The proof for D2. Let \(\xi\) be the scenario having the minimal number of I/II-edges as defined in D2 and let k be the number of these edges. We follow by induction by assuming that \(\delta ^\uparrow (c,u)\) satisfies D2 for all u, such that \(t \succ u \notin R(N)\). We prove D2 for t. The base step is when \(\xi _c=t\). Then, \(k=\delta (c,t)\) and D2 follows from the induction assumption for D1 with cases (11) (the first expression when t is a tree node) and (13) (when t is a leaf). Assume that \(t \succ \xi _c\), then \(\langle g,c \rangle\) visits the edge \(e=\langle a,b \rangle\) such that \(\sigma (e)=\langle t,t' \rangle\). We have three cases. (Case D2.i) If both children of t are tree nodes, then e has Type II. Note that \(\xi\) also has the minimal number of edges satisfying the inductive assumption with nodes c and \(t'\). Otherwise, if there is a scenario \(\xi '\) with a score \(<k-1\) for c and \(t'\) then by visiting e, we will have a scenario with \(<k\) edges for D2. This contradicts the assumption that k is minimal. Thus, \(k=1+\delta ^\uparrow (c,t')\), by the inductive assumption. As \(\tau (t')\tau (t'')=1\), this matches the second expression in (11). (Case D2.ii) If \(t'\) is a tree node and \(t''\) is a reticulation then \(\xi\) bypasses the reticulation edge \(\langle t,t'' \rangle\). Similarly to the previous case, we show that \(\xi\) satisfies inductive assumption with c and \(t'\) (we omit details). Thus, \(k=\delta ^\uparrow (c,t')\) and \(\tau (t')\tau (t'')=0\), again this matches the second expression in (11). (Case D2.iii) If \(t'\) is a tree node and \(t'\) is a reticulation then \(\xi\) directly uses reticulation edge \(\langle t,t' \rangle\), i.e., e has Type II. Again, we show that \(\xi\) satisfies inductive assumption with c and a tree node v being the child of reticulation \(t'\) (we omit details). By the inductive assumption, we have \(k=1+\delta ^\uparrow (c,v)\), which equals \(\delta ^\uparrow (c,t')=1+\delta ^\uparrow (c,v)\), by (11) with \(\tau (t')\tau (t'')=0\), then by (12).

******

_WRITTEN PROBLEM 1_
In the proof for D2, what type does the edge e have when both children of t are tree nodes?
_WRITTEN PROBLEM 2_
Using the proof for D2, explain why ξ also has the minimal number of edges satisfying the inductive assumption with nodes c and t′ in Case D2.i.
The records that come next are separate material unrelated to the proof above.

[A block of data]

******

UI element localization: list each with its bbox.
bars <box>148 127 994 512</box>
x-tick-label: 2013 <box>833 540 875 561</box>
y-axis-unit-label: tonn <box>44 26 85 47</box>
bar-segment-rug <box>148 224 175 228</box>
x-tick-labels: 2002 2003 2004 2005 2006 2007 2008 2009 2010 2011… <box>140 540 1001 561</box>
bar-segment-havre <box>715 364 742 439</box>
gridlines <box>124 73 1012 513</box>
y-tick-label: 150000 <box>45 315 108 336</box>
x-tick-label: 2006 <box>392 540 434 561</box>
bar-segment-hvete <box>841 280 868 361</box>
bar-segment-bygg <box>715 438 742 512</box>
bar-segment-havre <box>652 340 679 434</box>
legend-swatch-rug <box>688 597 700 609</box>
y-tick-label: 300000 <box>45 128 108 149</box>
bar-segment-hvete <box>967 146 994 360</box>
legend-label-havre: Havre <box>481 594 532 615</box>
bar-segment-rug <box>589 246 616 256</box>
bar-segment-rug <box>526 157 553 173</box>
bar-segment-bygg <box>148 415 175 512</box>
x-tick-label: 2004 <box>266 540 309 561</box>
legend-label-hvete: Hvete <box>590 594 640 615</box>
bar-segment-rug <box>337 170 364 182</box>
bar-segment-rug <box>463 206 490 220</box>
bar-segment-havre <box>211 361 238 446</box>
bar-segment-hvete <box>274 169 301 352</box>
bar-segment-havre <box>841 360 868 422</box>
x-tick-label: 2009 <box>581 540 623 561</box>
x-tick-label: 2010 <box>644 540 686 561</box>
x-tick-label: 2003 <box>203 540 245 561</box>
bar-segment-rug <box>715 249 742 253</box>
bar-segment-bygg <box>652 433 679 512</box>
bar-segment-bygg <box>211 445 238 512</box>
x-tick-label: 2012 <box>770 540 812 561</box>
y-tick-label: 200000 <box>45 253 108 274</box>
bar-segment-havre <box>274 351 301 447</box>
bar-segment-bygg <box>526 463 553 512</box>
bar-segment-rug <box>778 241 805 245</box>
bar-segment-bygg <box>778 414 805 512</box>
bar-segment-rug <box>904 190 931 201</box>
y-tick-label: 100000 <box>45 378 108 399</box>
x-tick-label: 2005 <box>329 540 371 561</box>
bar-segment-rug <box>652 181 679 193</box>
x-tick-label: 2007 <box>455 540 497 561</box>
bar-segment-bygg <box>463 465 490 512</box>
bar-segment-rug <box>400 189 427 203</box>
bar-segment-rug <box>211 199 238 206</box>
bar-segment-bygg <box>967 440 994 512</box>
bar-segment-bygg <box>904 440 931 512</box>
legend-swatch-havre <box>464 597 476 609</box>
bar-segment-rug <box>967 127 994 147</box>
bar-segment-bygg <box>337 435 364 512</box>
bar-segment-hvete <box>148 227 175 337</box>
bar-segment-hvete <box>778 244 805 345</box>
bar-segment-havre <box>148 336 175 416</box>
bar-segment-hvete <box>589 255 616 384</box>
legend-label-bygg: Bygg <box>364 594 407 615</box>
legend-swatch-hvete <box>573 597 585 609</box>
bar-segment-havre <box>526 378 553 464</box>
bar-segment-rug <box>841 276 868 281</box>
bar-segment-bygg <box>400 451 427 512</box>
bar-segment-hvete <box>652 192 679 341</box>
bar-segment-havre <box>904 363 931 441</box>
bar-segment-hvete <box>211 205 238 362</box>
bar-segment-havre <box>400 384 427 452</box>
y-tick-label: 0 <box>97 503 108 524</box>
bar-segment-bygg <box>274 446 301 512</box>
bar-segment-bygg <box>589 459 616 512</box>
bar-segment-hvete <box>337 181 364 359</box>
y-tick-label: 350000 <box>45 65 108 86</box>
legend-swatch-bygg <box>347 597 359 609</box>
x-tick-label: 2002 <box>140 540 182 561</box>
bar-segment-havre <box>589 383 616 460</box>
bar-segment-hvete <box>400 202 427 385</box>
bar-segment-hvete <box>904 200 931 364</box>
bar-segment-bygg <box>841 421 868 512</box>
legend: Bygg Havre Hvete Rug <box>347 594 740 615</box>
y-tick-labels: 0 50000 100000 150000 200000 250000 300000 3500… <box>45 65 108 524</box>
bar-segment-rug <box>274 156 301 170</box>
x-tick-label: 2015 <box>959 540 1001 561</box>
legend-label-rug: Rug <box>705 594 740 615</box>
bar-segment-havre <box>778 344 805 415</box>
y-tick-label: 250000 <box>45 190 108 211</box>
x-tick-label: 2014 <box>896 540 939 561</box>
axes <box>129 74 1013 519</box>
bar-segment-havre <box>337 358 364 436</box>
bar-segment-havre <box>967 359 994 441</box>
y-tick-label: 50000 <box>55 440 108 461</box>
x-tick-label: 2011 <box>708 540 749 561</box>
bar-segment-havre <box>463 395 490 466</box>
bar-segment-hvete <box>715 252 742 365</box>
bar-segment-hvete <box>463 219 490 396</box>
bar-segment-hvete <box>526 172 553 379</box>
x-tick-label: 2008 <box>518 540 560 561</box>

******

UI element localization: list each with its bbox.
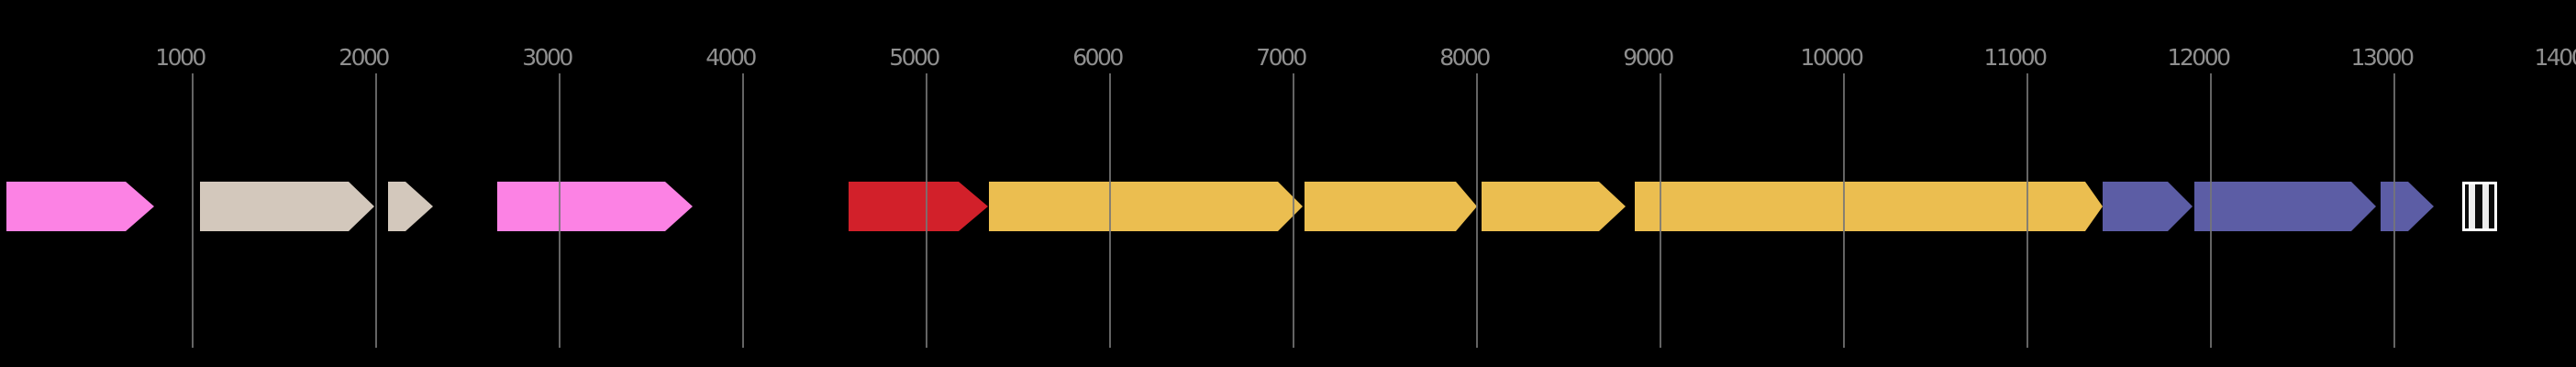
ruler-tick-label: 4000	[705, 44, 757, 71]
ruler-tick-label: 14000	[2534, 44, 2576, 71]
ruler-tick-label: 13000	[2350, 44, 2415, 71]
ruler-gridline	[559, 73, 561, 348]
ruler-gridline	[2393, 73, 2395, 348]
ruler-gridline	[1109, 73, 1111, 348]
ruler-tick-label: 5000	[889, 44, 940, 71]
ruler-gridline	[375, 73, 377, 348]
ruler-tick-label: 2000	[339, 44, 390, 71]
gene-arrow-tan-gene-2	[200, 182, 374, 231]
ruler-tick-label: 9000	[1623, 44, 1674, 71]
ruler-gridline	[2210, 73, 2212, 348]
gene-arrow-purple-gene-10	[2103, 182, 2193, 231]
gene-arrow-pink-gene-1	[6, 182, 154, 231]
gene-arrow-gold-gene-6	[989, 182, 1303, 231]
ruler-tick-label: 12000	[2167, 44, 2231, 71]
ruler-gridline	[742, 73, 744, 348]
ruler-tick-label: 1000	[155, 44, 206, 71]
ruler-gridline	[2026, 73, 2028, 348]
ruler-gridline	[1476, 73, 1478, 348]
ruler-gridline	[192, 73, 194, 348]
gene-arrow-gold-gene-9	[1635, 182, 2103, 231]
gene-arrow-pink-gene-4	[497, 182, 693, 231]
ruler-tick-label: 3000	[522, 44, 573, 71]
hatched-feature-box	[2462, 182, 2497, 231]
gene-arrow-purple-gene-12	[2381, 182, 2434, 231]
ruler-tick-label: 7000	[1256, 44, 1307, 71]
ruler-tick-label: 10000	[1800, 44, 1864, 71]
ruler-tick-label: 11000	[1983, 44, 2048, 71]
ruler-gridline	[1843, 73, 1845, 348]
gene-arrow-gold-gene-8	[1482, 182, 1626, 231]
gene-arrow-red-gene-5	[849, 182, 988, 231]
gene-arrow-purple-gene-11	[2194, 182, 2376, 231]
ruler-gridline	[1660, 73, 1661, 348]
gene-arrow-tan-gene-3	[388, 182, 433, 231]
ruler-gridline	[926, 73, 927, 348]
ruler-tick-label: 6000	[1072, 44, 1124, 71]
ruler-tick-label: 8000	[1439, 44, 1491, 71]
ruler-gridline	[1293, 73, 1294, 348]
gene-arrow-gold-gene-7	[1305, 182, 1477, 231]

******

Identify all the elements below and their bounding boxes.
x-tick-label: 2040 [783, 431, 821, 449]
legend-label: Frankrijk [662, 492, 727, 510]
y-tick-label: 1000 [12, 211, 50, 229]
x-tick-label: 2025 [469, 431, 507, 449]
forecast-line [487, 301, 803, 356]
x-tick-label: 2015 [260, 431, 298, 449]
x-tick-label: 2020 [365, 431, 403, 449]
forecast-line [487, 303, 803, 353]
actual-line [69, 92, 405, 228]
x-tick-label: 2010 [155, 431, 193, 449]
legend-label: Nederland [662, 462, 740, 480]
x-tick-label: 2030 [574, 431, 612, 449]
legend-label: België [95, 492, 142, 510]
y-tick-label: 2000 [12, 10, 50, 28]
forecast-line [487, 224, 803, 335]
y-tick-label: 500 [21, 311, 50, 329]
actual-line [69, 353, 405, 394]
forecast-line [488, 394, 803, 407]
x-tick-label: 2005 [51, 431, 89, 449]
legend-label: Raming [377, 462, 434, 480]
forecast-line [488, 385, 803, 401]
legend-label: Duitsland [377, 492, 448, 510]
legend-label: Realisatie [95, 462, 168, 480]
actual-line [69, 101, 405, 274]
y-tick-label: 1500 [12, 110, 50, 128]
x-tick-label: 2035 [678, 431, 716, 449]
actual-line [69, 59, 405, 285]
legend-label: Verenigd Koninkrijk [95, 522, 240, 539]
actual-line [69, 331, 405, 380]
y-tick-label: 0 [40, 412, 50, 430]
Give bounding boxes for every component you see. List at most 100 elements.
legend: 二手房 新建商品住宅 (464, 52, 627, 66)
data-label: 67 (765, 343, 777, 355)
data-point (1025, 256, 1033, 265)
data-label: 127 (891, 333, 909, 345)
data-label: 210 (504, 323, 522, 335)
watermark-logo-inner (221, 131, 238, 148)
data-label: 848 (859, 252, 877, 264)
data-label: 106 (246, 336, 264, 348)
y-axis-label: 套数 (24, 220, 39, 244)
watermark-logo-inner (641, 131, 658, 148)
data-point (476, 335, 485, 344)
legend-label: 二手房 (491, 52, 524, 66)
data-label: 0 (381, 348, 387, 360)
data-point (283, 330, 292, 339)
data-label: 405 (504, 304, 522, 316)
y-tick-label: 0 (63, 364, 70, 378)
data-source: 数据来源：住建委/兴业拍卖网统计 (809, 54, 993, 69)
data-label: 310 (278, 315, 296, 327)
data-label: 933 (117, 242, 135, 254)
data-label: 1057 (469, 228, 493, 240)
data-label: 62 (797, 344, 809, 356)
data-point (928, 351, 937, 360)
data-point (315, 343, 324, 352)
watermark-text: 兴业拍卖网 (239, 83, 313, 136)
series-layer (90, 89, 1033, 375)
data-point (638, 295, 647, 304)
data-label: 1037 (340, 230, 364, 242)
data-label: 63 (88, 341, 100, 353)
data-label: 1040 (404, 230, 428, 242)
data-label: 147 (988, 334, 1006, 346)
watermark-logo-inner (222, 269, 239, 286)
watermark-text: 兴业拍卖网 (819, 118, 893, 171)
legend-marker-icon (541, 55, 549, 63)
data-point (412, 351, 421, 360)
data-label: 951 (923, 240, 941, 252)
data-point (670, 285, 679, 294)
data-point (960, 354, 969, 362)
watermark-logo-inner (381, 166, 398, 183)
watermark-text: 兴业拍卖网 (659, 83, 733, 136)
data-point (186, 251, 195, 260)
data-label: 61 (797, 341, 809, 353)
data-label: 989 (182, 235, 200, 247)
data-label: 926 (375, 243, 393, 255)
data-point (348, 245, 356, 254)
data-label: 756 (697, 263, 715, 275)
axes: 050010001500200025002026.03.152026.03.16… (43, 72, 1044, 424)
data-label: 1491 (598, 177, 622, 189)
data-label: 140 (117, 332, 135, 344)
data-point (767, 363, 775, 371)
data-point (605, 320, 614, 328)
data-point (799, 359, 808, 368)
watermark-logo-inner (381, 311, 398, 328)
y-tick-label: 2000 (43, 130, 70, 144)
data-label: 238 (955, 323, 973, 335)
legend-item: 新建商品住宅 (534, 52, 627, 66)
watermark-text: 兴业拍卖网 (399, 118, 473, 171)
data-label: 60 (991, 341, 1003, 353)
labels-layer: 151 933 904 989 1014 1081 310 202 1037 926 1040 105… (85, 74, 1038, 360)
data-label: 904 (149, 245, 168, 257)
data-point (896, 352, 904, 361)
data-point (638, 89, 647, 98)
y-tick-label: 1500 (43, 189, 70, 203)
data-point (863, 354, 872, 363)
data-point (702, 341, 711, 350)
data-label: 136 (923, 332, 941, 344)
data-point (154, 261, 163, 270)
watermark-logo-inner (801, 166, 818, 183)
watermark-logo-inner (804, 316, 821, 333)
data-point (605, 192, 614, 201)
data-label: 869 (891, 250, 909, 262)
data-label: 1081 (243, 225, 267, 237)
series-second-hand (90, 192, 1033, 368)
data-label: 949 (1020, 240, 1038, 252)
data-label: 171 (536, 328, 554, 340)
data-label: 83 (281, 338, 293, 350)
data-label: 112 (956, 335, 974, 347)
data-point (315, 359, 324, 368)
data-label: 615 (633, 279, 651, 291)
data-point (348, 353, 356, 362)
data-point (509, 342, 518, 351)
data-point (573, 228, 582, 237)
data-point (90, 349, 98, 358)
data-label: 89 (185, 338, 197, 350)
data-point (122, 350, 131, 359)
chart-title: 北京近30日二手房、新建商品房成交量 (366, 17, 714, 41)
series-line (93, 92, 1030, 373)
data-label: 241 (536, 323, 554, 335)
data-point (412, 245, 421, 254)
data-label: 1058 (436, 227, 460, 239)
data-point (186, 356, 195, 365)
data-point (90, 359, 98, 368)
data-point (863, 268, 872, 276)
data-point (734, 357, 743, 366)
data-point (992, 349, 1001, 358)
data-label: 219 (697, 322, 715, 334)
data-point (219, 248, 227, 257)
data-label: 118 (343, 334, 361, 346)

******

_TASK RESPONSE 1_
Type II.

_TASK RESPONSE 2_
If some other scenario ξ′ had a score below k−1 for c and t′, then visiting e would give a scenario with fewer than k edges for D2. That would contradict the assumption that k is minimal, so k = 1 + δ↑(c, t′).